What the task asks. Output the data that follows exactly, line for line.

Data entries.
◇ ◇ ◇ ◇

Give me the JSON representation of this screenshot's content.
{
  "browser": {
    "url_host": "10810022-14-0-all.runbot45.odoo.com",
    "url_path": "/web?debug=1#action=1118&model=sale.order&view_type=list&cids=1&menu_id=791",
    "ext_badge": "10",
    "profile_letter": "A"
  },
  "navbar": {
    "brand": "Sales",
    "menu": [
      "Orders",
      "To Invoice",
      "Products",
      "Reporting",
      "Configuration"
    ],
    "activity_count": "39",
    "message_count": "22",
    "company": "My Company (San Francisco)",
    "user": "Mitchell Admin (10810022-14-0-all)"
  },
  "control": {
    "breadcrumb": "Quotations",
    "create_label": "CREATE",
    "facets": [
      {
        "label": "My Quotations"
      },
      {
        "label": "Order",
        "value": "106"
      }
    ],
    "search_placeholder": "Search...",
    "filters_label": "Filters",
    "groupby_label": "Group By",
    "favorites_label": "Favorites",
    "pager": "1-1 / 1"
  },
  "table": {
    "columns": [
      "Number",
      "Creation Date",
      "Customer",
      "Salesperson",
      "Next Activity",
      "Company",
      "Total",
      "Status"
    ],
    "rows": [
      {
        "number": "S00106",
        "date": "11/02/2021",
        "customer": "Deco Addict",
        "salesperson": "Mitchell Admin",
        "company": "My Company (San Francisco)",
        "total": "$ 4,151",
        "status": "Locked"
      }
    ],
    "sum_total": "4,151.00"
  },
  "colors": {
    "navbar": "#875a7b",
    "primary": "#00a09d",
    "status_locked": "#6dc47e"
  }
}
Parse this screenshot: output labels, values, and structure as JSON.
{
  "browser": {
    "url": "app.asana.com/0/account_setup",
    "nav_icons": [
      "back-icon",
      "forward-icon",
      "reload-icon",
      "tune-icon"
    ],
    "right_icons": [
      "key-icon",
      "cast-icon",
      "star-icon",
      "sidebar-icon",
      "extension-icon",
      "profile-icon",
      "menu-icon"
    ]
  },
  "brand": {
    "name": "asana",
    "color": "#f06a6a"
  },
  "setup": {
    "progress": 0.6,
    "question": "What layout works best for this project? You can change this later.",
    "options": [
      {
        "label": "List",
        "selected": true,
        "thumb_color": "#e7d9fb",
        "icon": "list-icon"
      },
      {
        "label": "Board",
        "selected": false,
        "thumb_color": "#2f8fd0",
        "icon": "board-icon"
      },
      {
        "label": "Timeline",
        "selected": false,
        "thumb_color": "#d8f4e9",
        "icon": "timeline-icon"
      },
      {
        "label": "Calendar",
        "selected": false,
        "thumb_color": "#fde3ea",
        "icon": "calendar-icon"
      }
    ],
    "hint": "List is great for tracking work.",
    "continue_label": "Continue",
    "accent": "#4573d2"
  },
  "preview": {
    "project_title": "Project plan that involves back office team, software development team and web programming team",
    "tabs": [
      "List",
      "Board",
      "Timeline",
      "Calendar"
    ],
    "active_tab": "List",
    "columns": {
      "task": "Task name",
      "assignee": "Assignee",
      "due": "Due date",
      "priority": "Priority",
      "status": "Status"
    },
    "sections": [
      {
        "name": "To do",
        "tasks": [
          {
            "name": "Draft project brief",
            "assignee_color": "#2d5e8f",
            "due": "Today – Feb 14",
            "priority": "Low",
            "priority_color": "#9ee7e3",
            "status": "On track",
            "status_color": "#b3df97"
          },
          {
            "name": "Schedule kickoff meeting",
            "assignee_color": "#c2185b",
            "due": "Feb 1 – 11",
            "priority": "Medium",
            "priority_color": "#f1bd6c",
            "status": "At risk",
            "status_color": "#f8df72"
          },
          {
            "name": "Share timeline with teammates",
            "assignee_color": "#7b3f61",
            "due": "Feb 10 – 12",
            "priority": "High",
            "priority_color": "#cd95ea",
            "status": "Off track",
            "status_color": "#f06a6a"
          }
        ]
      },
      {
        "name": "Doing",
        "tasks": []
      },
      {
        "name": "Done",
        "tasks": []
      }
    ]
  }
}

◇ ◇ ◇ ◇

Worked solution.
Give me the JSON representation of this screenshot's content.
{
  "browser": {
    "url_host": "10810022-14-0-all.runbot45.odoo.com",
    "url_path": "/web?debug=1#action=1118&model=sale.order&view_type=list&cids=1&menu_id=791",
    "ext_badge": "10",
    "profile_letter": "A"
  },
  "navbar": {
    "brand": "Sales",
    "menu": [
      "Orders",
      "To Invoice",
      "Products",
      "Reporting",
      "Configuration"
    ],
    "activity_count": "39",
    "message_count": "22",
    "company": "My Company (San Francisco)",
    "user": "Mitchell Admin (10810022-14-0-all)"
  },
  "control": {
    "breadcrumb": "Quotations",
    "create_label": "CREATE",
    "facets": [
      {
        "label": "My Quotations"
      },
      {
        "label": "Order",
        "value": "106"
      }
    ],
    "search_placeholder": "Search...",
    "filters_label": "Filters",
    "groupby_label": "Group By",
    "favorites_label": "Favorites",
    "pager": "1-1 / 1"
  },
  "table": {
    "columns": [
      "Number",
      "Creation Date",
      "Customer",
      "Salesperson",
      "Next Activity",
      "Company",
      "Total",
      "Status"
    ],
    "rows": [
      {
        "number": "S00106",
        "date": "11/02/2021",
        "customer": "Deco Addict",
        "salesperson": "Mitchell Admin",
        "company": "My Company (San Francisco)",
        "total": "$ 4,151",
        "status": "Locked"
      }
    ],
    "sum_total": "4,151.00"
  },
  "colors": {
    "navbar": "#875a7b",
    "primary": "#00a09d",
    "status_locked": "#6dc47e"
  }
}
Parse this screenshot: output labels, values, and structure as JSON.
{
  "browser": {
    "url": "app.asana.com/0/account_setup",
    "nav_icons": [
      "back-icon",
      "forward-icon",
      "reload-icon",
      "tune-icon"
    ],
    "right_icons": [
      "key-icon",
      "cast-icon",
      "star-icon",
      "sidebar-icon",
      "extension-icon",
      "profile-icon",
      "menu-icon"
    ]
  },
  "brand": {
    "name": "asana",
    "color": "#f06a6a"
  },
  "setup": {
    "progress": 0.6,
    "question": "What layout works best for this project? You can change this later.",
    "options": [
      {
        "label": "List",
        "selected": true,
        "thumb_color": "#e7d9fb",
        "icon": "list-icon"
      },
      {
        "label": "Board",
        "selected": false,
        "thumb_color": "#2f8fd0",
        "icon": "board-icon"
      },
      {
        "label": "Timeline",
        "selected": false,
        "thumb_color": "#d8f4e9",
        "icon": "timeline-icon"
      },
      {
        "label": "Calendar",
        "selected": false,
        "thumb_color": "#fde3ea",
        "icon": "calendar-icon"
      }
    ],
    "hint": "List is great for tracking work.",
    "continue_label": "Continue",
    "accent": "#4573d2"
  },
  "preview": {
    "project_title": "Project plan that involves back office team, software development team and web programming team",
    "tabs": [
      "List",
      "Board",
      "Timeline",
      "Calendar"
    ],
    "active_tab": "List",
    "columns": {
      "task": "Task name",
      "assignee": "Assignee",
      "due": "Due date",
      "priority": "Priority",
      "status": "Status"
    },
    "sections": [
      {
        "name": "To do",
        "tasks": [
          {
            "name": "Draft project brief",
            "assignee_color": "#2d5e8f",
            "due": "Today – Feb 14",
            "priority": "Low",
            "priority_color": "#9ee7e3",
            "status": "On track",
            "status_color": "#b3df97"
          },
          {
            "name": "Schedule kickoff meeting",
            "assignee_color": "#c2185b",
            "due": "Feb 1 – 11",
            "priority": "Medium",
            "priority_color": "#f1bd6c",
            "status": "At risk",
            "status_color": "#f8df72"
          },
          {
            "name": "Share timeline with teammates",
            "assignee_color": "#7b3f61",
            "due": "Feb 10 – 12",
            "priority": "High",
            "priority_color": "#cd95ea",
            "status": "Off track",
            "status_color": "#f06a6a"
          }
        ]
      },
      {
        "name": "Doing",
        "tasks": []
      },
      {
        "name": "Done",
        "tasks": []
      }
    ]
  }
}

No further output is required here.